### Prompt
Make an exact copy of all the entries, with the pictures left out.

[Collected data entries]
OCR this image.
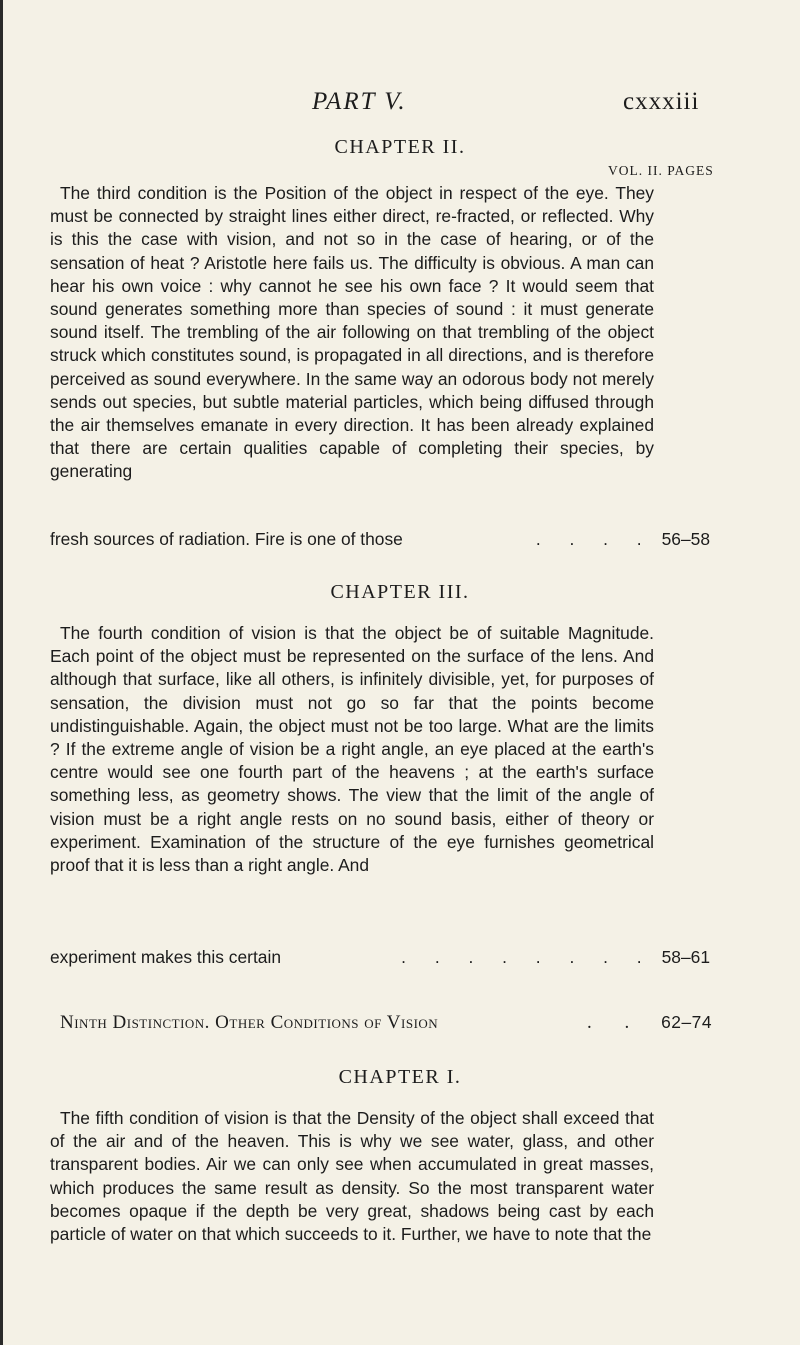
PART V.	cxxxiii
CHAPTER II.
VOL. II. PAGES
The third condition is the Position of the object in respect of the eye. They must be connected by straight lines either direct, re-fracted, or reflected. Why is this the case with vision, and not so in the case of hearing, or of the sensation of heat ? Aristotle here fails us. The difficulty is obvious. A man can hear his own voice : why cannot he see his own face ? It would seem that sound generates something more than species of sound : it must generate sound itself. The trembling of the air following on that trembling of the object struck which constitutes sound, is propagated in all directions, and is therefore perceived as sound everywhere. In the same way an odorous body not merely sends out species, but subtle material particles, which being diffused through the air themselves emanate in every direction. It has been already explained that there are certain qualities capable of completing their species, by generating
fresh sources of radiation. Fire is one of those	. . . . 56–58
CHAPTER III.
The fourth condition of vision is that the object be of suitable Magnitude. Each point of the object must be represented on the surface of the lens. And although that surface, like all others, is infinitely divisible, yet, for purposes of sensation, the division must not go so far that the points become undistinguishable. Again, the object must not be too large. What are the limits ? If the extreme angle of vision be a right angle, an eye placed at the earth's centre would see one fourth part of the heavens ; at the earth's surface something less, as geometry shows. The view that the limit of the angle of vision must be a right angle rests on no sound basis, either of theory or experiment. Examination of the structure of the eye furnishes geometrical proof that it is less than a right angle. And
experiment makes this certain	. . . . . . . . 58–61
Ninth Distinction. Other Conditions of Vision	. . 62–74
CHAPTER I.
The fifth condition of vision is that the Density of the object shall exceed that of the air and of the heaven. This is why we see water, glass, and other transparent bodies. Air we can only see when accumulated in great masses, which produces the same result as density. So the most transparent water becomes opaque if the depth be very great, shadows being cast by each particle of water on that which succeeds to it. Further, we have to note that the
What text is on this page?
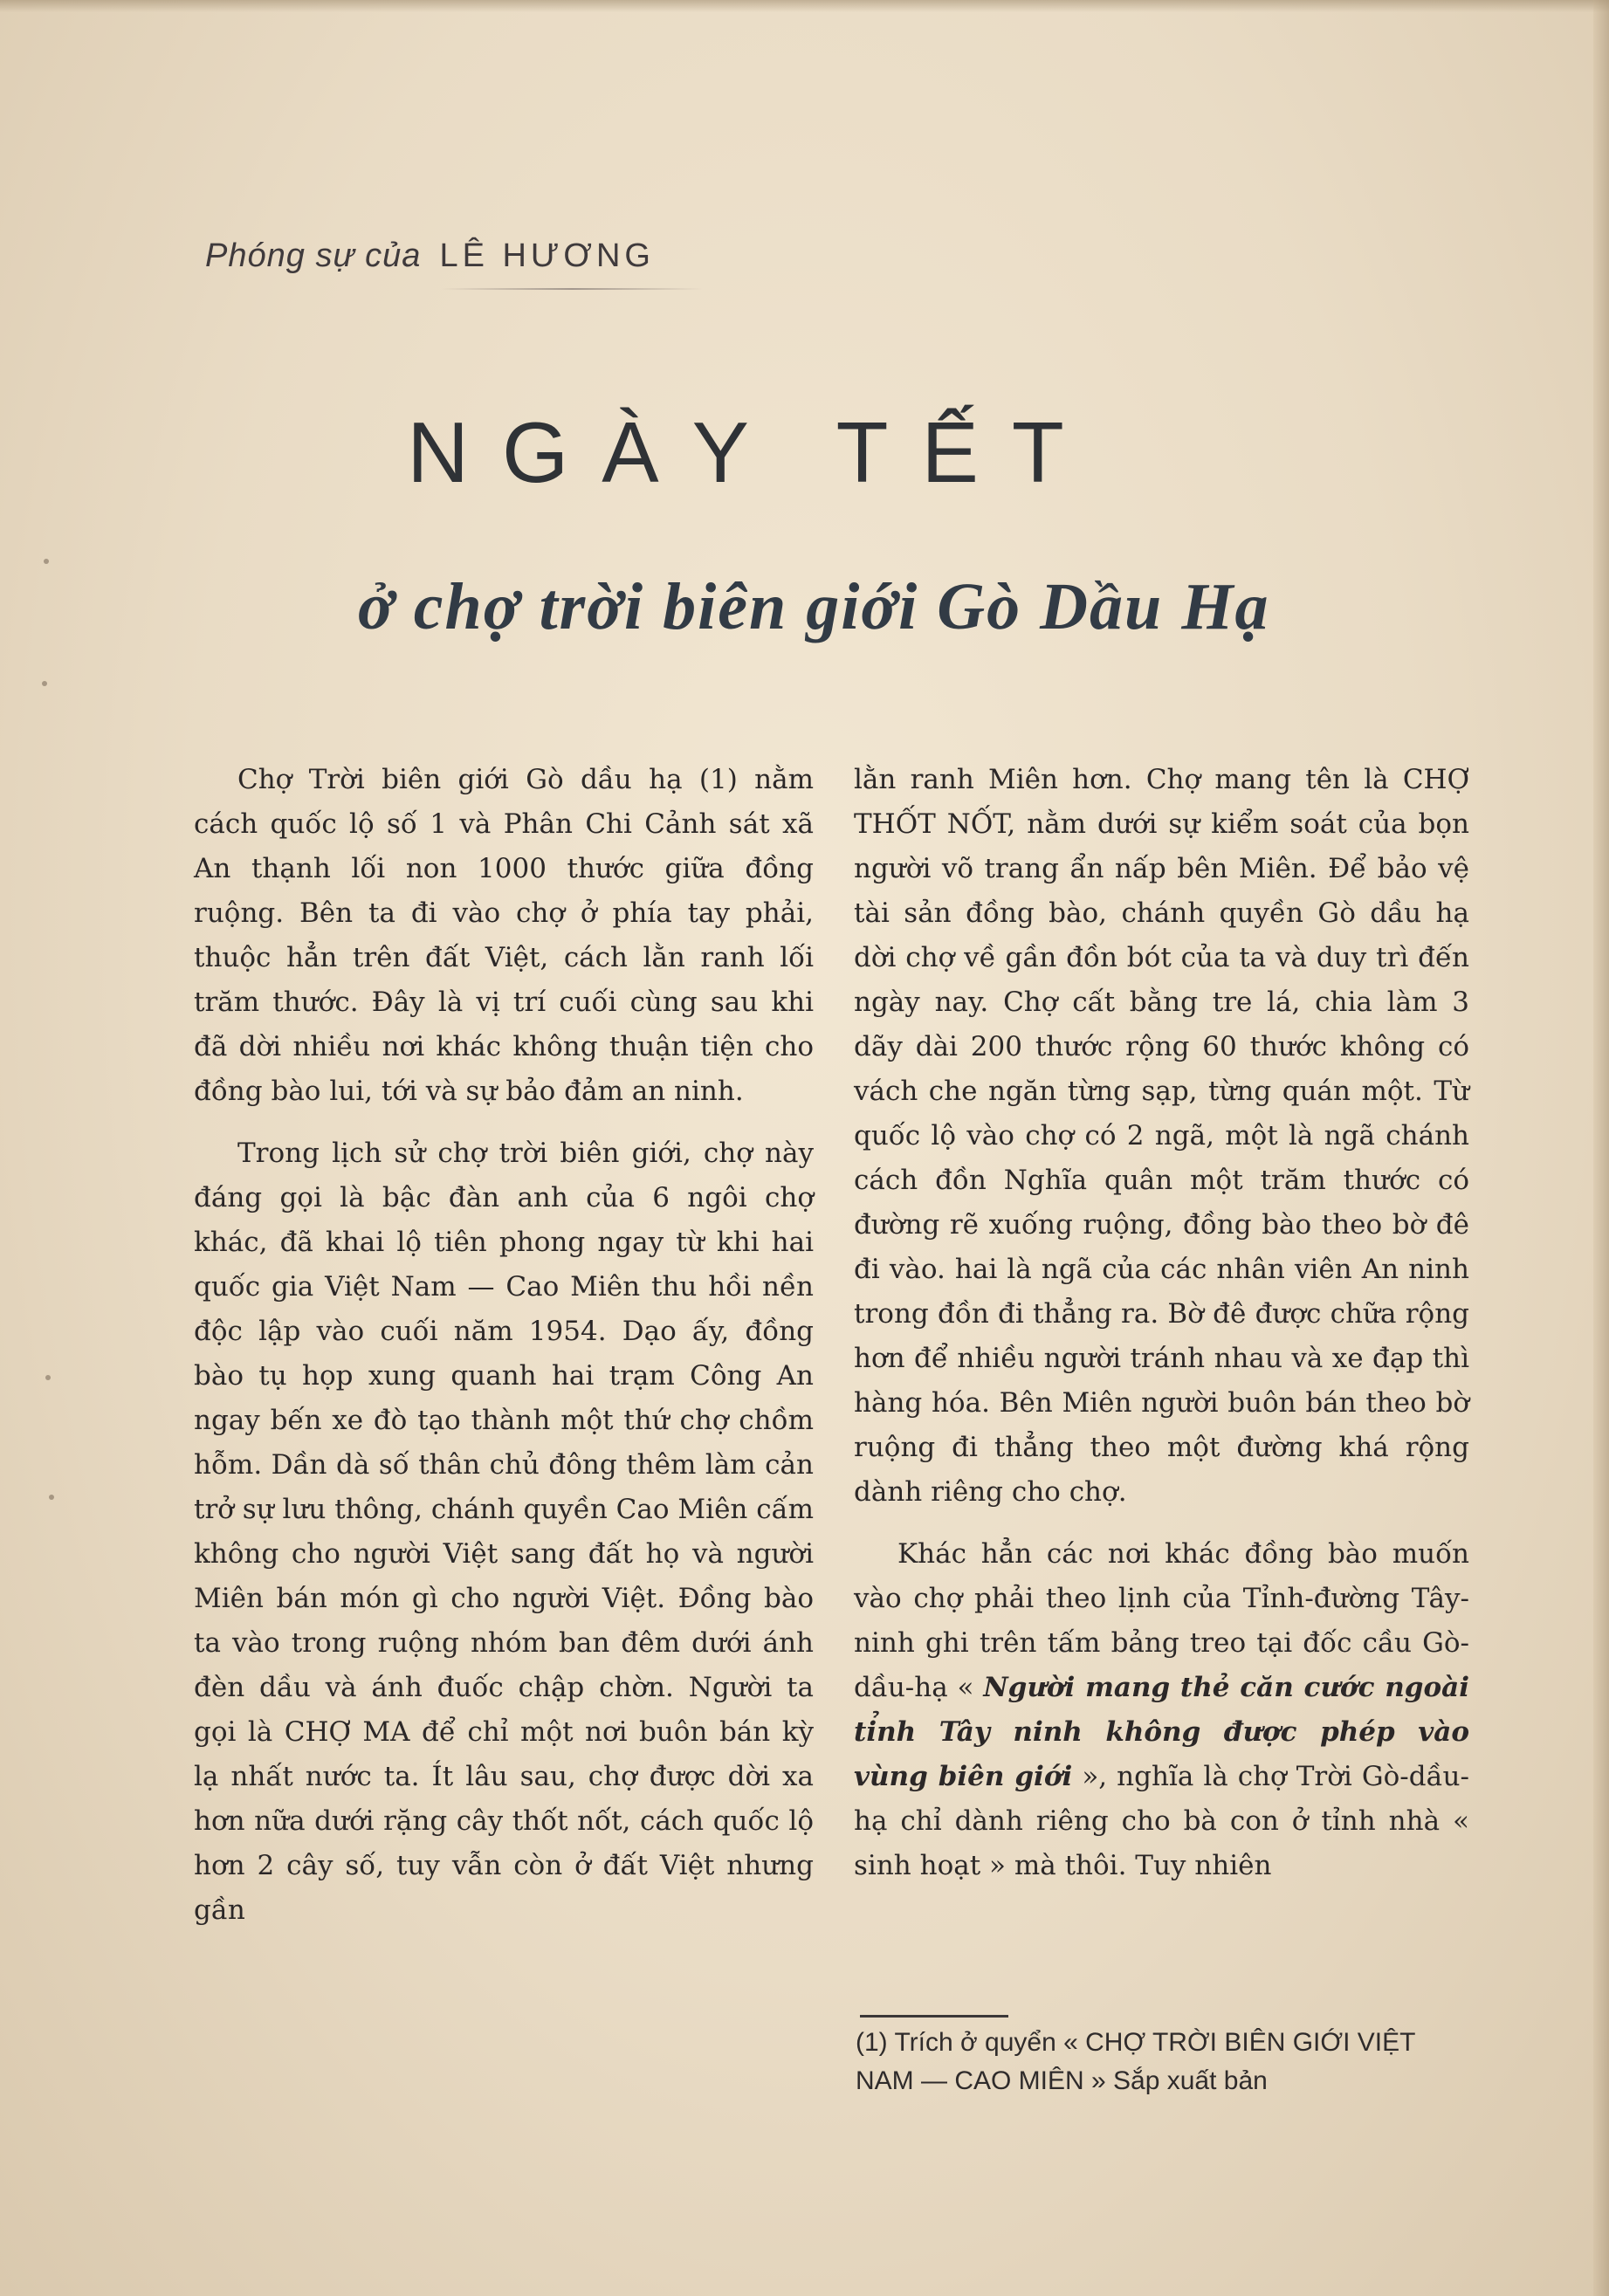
Phóng sự của LÊ HƯƠNG
NGÀY TẾT
ở chợ trời biên giới Gò Dầu Hạ

Chợ Trời biên giới Gò dầu hạ (1) nằm cách quốc lộ số 1 và Phân Chi Cảnh sát xã An thạnh lối non 1000 thước giữa đồng ruộng. Bên ta đi vào chợ ở phía tay phải, thuộc hẳn trên đất Việt, cách lằn ranh lối trăm thước. Đây là vị trí cuối cùng sau khi đã dời nhiều nơi khác không thuận tiện cho đồng bào lui, tới và sự bảo đảm an ninh.

Trong lịch sử chợ trời biên giới, chợ này đáng gọi là bậc đàn anh của 6 ngôi chợ khác, đã khai lộ tiên phong ngay từ khi hai quốc gia Việt Nam — Cao Miên thu hồi nền độc lập vào cuối năm 1954. Dạo ấy, đồng bào tụ họp xung quanh hai trạm Công An ngay bến xe đò tạo thành một thứ chợ chồm hỗm. Dần dà số thân chủ đông thêm làm cản trở sự lưu thông, chánh quyền Cao Miên cấm không cho người Việt sang đất họ và người Miên bán món gì cho người Việt. Đồng bào ta vào trong ruộng nhóm ban đêm dưới ánh đèn dầu và ánh đuốc chập chờn. Người ta gọi là CHỢ MA để chỉ một nơi buôn bán kỳ lạ nhất nước ta. Ít lâu sau, chợ được dời xa hơn nữa dưới rặng cây thốt nốt, cách quốc lộ hơn 2 cây số, tuy vẫn còn ở đất Việt nhưng gần

lằn ranh Miên hơn. Chợ mang tên là CHỢ THỐT NỐT, nằm dưới sự kiểm soát của bọn người võ trang ẩn nấp bên Miên. Để bảo vệ tài sản đồng bào, chánh quyền Gò dầu hạ dời chợ về gần đồn bót của ta và duy trì đến ngày nay. Chợ cất bằng tre lá, chia làm 3 dãy dài 200 thước rộng 60 thước không có vách che ngăn từng sạp, từng quán một. Từ quốc lộ vào chợ có 2 ngã, một là ngã chánh cách đồn Nghĩa quân một trăm thước có đường rẽ xuống ruộng, đồng bào theo bờ đê đi vào. hai là ngã của các nhân viên An ninh trong đồn đi thẳng ra. Bờ đê được chữa rộng hơn để nhiều người tránh nhau và xe đạp thì hàng hóa. Bên Miên người buôn bán theo bờ ruộng đi thẳng theo một đường khá rộng dành riêng cho chợ.

Khác hẳn các nơi khác đồng bào muốn vào chợ phải theo lịnh của Tỉnh-đường Tây-ninh ghi trên tấm bảng treo tại đốc cầu Gò-dầu-hạ « Người mang thẻ căn cước ngoài tỉnh Tây ninh không được phép vào vùng biên giới », nghĩa là chợ Trời Gò-dầu-hạ chỉ dành riêng cho bà con ở tỉnh nhà « sinh hoạt » mà thôi. Tuy nhiên

(1) Trích ở quyển « CHỢ TRỜI BIÊN GIỚI VIỆT NAM — CAO MIÊN » Sắp xuất bản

### Answer
OCR this image.
PART V.	cxxxiii
CHAPTER II.
VOL. II. PAGES
The third condition is the Position of the object in respect of the eye. They must be connected by straight lines either direct, re-fracted, or reflected. Why is this the case with vision, and not so in the case of hearing, or of the sensation of heat ? Aristotle here fails us. The difficulty is obvious. A man can hear his own voice : why cannot he see his own face ? It would seem that sound generates something more than species of sound : it must generate sound itself. The trembling of the air following on that trembling of the object struck which constitutes sound, is propagated in all directions, and is therefore perceived as sound everywhere. In the same way an odorous body not merely sends out species, but subtle material particles, which being diffused through the air themselves emanate in every direction. It has been already explained that there are certain qualities capable of completing their species, by generating
fresh sources of radiation. Fire is one of those	. . . . 56–58
CHAPTER III.
The fourth condition of vision is that the object be of suitable Magnitude. Each point of the object must be represented on the surface of the lens. And although that surface, like all others, is infinitely divisible, yet, for purposes of sensation, the division must not go so far that the points become undistinguishable. Again, the object must not be too large. What are the limits ? If the extreme angle of vision be a right angle, an eye placed at the earth's centre would see one fourth part of the heavens ; at the earth's surface something less, as geometry shows. The view that the limit of the angle of vision must be a right angle rests on no sound basis, either of theory or experiment. Examination of the structure of the eye furnishes geometrical proof that it is less than a right angle. And
experiment makes this certain	. . . . . . . . 58–61
Ninth Distinction. Other Conditions of Vision	. . 62–74
CHAPTER I.
The fifth condition of vision is that the Density of the object shall exceed that of the air and of the heaven. This is why we see water, glass, and other transparent bodies. Air we can only see when accumulated in great masses, which produces the same result as density. So the most transparent water becomes opaque if the depth be very great, shadows being cast by each particle of water on that which succeeds to it. Further, we have to note that the
What text is on this page?
Phóng sự của LÊ HƯƠNG
NGÀY TẾT
ở chợ trời biên giới Gò Dầu Hạ

Chợ Trời biên giới Gò dầu hạ (1) nằm cách quốc lộ số 1 và Phân Chi Cảnh sát xã An thạnh lối non 1000 thước giữa đồng ruộng. Bên ta đi vào chợ ở phía tay phải, thuộc hẳn trên đất Việt, cách lằn ranh lối trăm thước. Đây là vị trí cuối cùng sau khi đã dời nhiều nơi khác không thuận tiện cho đồng bào lui, tới và sự bảo đảm an ninh.

Trong lịch sử chợ trời biên giới, chợ này đáng gọi là bậc đàn anh của 6 ngôi chợ khác, đã khai lộ tiên phong ngay từ khi hai quốc gia Việt Nam — Cao Miên thu hồi nền độc lập vào cuối năm 1954. Dạo ấy, đồng bào tụ họp xung quanh hai trạm Công An ngay bến xe đò tạo thành một thứ chợ chồm hỗm. Dần dà số thân chủ đông thêm làm cản trở sự lưu thông, chánh quyền Cao Miên cấm không cho người Việt sang đất họ và người Miên bán món gì cho người Việt. Đồng bào ta vào trong ruộng nhóm ban đêm dưới ánh đèn dầu và ánh đuốc chập chờn. Người ta gọi là CHỢ MA để chỉ một nơi buôn bán kỳ lạ nhất nước ta. Ít lâu sau, chợ được dời xa hơn nữa dưới rặng cây thốt nốt, cách quốc lộ hơn 2 cây số, tuy vẫn còn ở đất Việt nhưng gần

lằn ranh Miên hơn. Chợ mang tên là CHỢ THỐT NỐT, nằm dưới sự kiểm soát của bọn người võ trang ẩn nấp bên Miên. Để bảo vệ tài sản đồng bào, chánh quyền Gò dầu hạ dời chợ về gần đồn bót của ta và duy trì đến ngày nay. Chợ cất bằng tre lá, chia làm 3 dãy dài 200 thước rộng 60 thước không có vách che ngăn từng sạp, từng quán một. Từ quốc lộ vào chợ có 2 ngã, một là ngã chánh cách đồn Nghĩa quân một trăm thước có đường rẽ xuống ruộng, đồng bào theo bờ đê đi vào. hai là ngã của các nhân viên An ninh trong đồn đi thẳng ra. Bờ đê được chữa rộng hơn để nhiều người tránh nhau và xe đạp thì hàng hóa. Bên Miên người buôn bán theo bờ ruộng đi thẳng theo một đường khá rộng dành riêng cho chợ.

Khác hẳn các nơi khác đồng bào muốn vào chợ phải theo lịnh của Tỉnh-đường Tây-ninh ghi trên tấm bảng treo tại đốc cầu Gò-dầu-hạ « Người mang thẻ căn cước ngoài tỉnh Tây ninh không được phép vào vùng biên giới », nghĩa là chợ Trời Gò-dầu-hạ chỉ dành riêng cho bà con ở tỉnh nhà « sinh hoạt » mà thôi. Tuy nhiên

(1) Trích ở quyển « CHỢ TRỜI BIÊN GIỚI VIỆT NAM — CAO MIÊN » Sắp xuất bản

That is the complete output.